§ **Work instructions**
Copy out all lines that carry the word "demonstrations".

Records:

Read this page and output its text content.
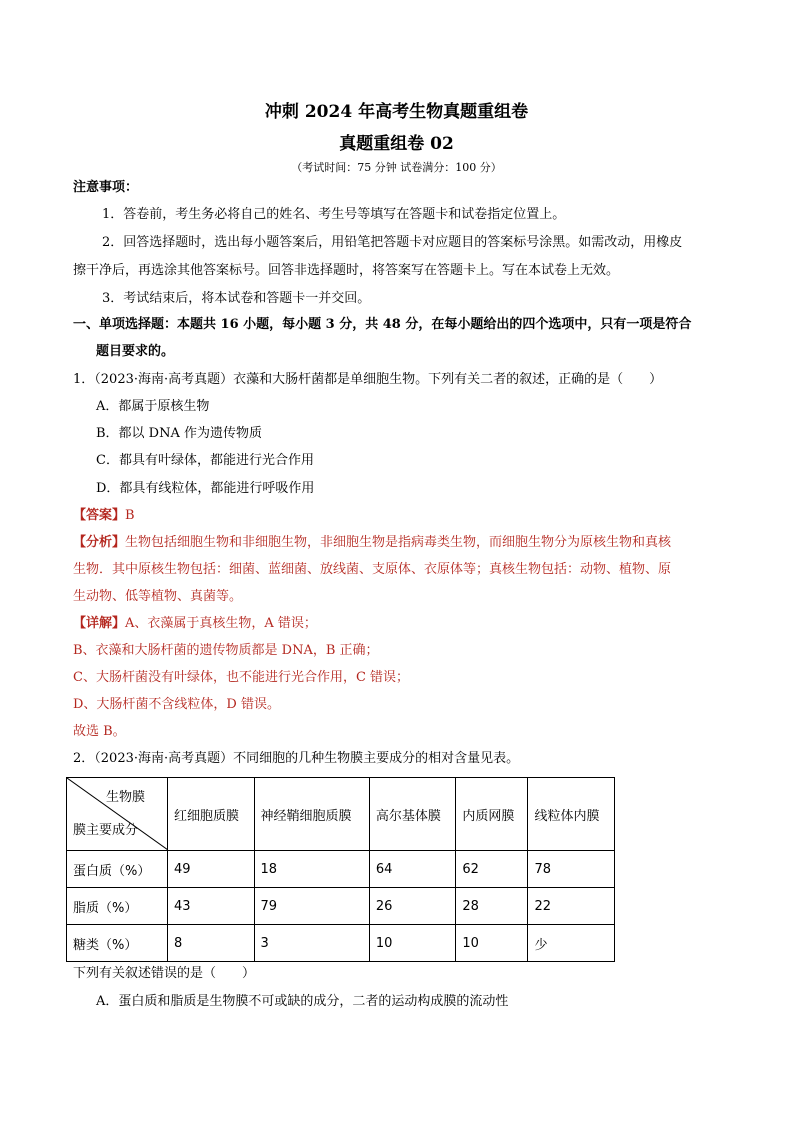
冲刺 2024 年高考生物真题重组卷
真题重组卷 02
（考试时间：75 分钟 试卷满分：100 分）
注意事项：
1．答卷前，考生务必将自己的姓名、考生号等填写在答题卡和试卷指定位置上。
2．回答选择题时，选出每小题答案后，用铅笔把答题卡对应题目的答案标号涂黑。如需改动，用橡皮
擦干净后，再选涂其他答案标号。回答非选择题时，将答案写在答题卡上。写在本试卷上无效。
3．考试结束后，将本试卷和答题卡一并交回。
一、单项选择题：本题共 16 小题，每小题 3 分，共 48 分，在每小题给出的四个选项中，只有一项是符合
题目要求的。
1．（2023·海南·高考真题）衣藻和大肠杆菌都是单细胞生物。下列有关二者的叙述，正确的是（　　）
A．都属于原核生物
B．都以 DNA 作为遗传物质
C．都具有叶绿体，都能进行光合作用
D．都具有线粒体，都能进行呼吸作用
【答案】B
【分析】生物包括细胞生物和非细胞生物，非细胞生物是指病毒类生物，而细胞生物分为原核生物和真核
生物．其中原核生物包括：细菌、蓝细菌、放线菌、支原体、衣原体等；真核生物包括：动物、植物、原
生动物、低等植物、真菌等。
【详解】A、衣藻属于真核生物，A 错误；
B、衣藻和大肠杆菌的遗传物质都是 DNA，B 正确；
C、大肠杆菌没有叶绿体，也不能进行光合作用，C 错误；
D、大肠杆菌不含线粒体，D 错误。
故选 B。
2．（2023·海南·高考真题）不同细胞的几种生物膜主要成分的相对含量见表。
生物膜
膜主要成分	红细胞质膜	神经鞘细胞质膜	高尔基体膜	内质网膜	线粒体内膜
蛋白质（%）	49	18	64	62	78
脂质（%）	43	79	26	28	22
糖类（%）	8	3	10	10	少
下列有关叙述错误的是（　　）
A．蛋白质和脂质是生物膜不可或缺的成分，二者的运动构成膜的流动性
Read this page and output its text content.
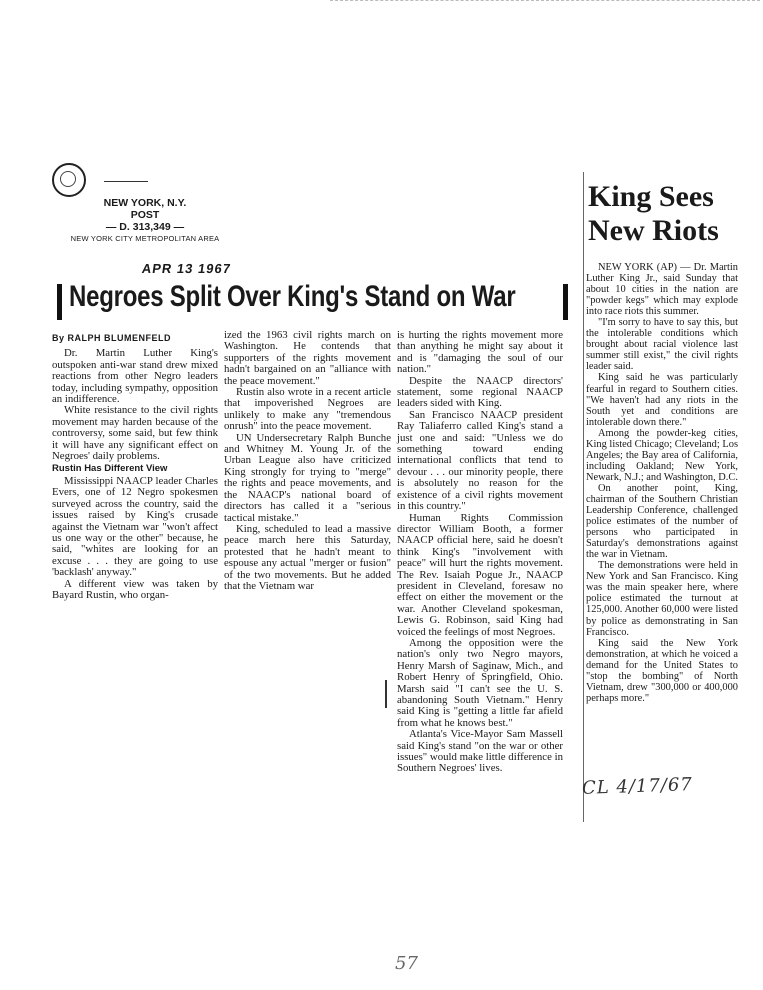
NEW YORK, N.Y.
POST
— D. 313,349 —
NEW YORK CITY METROPOLITAN AREA
APR 13 1967
Negroes Split Over King's Stand on War
By RALPH BLUMENFELD

Dr. Martin Luther King's outspoken anti-war stand drew mixed reactions from other Negro leaders today, including sympathy, opposition an indifference.

White resistance to the civil rights movement may harden because of the controversy, some said, but few think it will have any significant effect on Negroes' daily problems.

Rustin Has Different View

Mississippi NAACP leader Charles Evers, one of 12 Negro spokesmen surveyed across the country, said the issues raised by King's crusade against the Vietnam war "won't affect us one way or the other" because, he said, "whites are looking for an excuse . . . they are going to use 'backlash' anyway."

A different view was taken by Bayard Rustin, who organ-

ized the 1963 civil rights march on Washington. He contends that supporters of the rights movement hadn't bargained on an "alliance with the peace movement."

Rustin also wrote in a recent article that impoverished Negroes are unlikely to make any "tremendous onrush" into the peace movement.

UN Undersecretary Ralph Bunche and Whitney M. Young Jr. of the Urban League also have criticized King strongly for trying to "merge" the rights and peace movements, and the NAACP's national board of directors has called it a "serious tactical mistake."

King, scheduled to lead a massive peace march here this Saturday, protested that he hadn't meant to espouse any actual "merger or fusion" of the two movements. But he added that the Vietnam war

is hurting the rights movement more than anything he might say about it and is "damaging the soul of our nation."

Despite the NAACP directors' statement, some regional NAACP leaders sided with King.

San Francisco NAACP president Ray Taliaferro called King's stand a just one and said: "Unless we do something toward ending international conflicts that tend to devour . . . our minority people, there is absolutely no reason for the existence of a civil rights movement in this country."

Human Rights Commission director William Booth, a former NAACP official here, said he doesn't think King's "involvement with peace" will hurt the rights movement. The Rev. Isaiah Pogue Jr., NAACP president in Cleveland, foresaw no effect on either the movement or the war. Another Cleveland spokesman, Lewis G. Robinson, said King had voiced the feelings of most Negroes.

Among the opposition were the nation's only two Negro mayors, Henry Marsh of Saginaw, Mich., and Robert Henry of Springfield, Ohio. Marsh said "I can't see the U. S. abandoning South Vietnam." Henry said King is "getting a little far afield from what he knows best."

Atlanta's Vice-Mayor Sam Massell said King's stand "on the war or other issues" would make little difference in Southern Negroes' lives.

King Sees
New Riots

NEW YORK (AP) — Dr. Martin Luther King Jr., said Sunday that about 10 cities in the nation are "powder kegs" which may explode into race riots this summer.

"I'm sorry to have to say this, but the intolerable conditions which brought about racial violence last summer still exist," the civil rights leader said.

King said he was particularly fearful in regard to Southern cities. "We haven't had any riots in the South yet and conditions are intolerable down there."

Among the powder-keg cities, King listed Chicago; Cleveland; Los Angeles; the Bay area of California, including Oakland; New York, Newark, N.J.; and Washington, D.C.

On another point, King, chairman of the Southern Christian Leadership Conference, challenged police estimates of the number of persons who participated in Saturday's demonstrations against the war in Vietnam.

The demonstrations were held in New York and San Francisco. King was the main speaker here, where police estimated the turnout at 125,000. Another 60,000 were listed by police as demonstrating in San Francisco.

King said the New York demonstration, at which he voiced a demand for the United States to "stop the bombing" of North Vietnam, drew "300,000 or 400,000 perhaps more."

CL 4/17/67
57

§ **The reply**
On another point, King, chairman of the Southern Christian Leadership Conference, challenged police estimates of the number of persons who participated in Saturday's demonstrations against the war in Vietnam.
The demonstrations were held in New York and San Francisco. King was the main speaker here, where police estimated the turnout at 125,000. Another 60,000 were listed by police as demonstrating in San Francisco.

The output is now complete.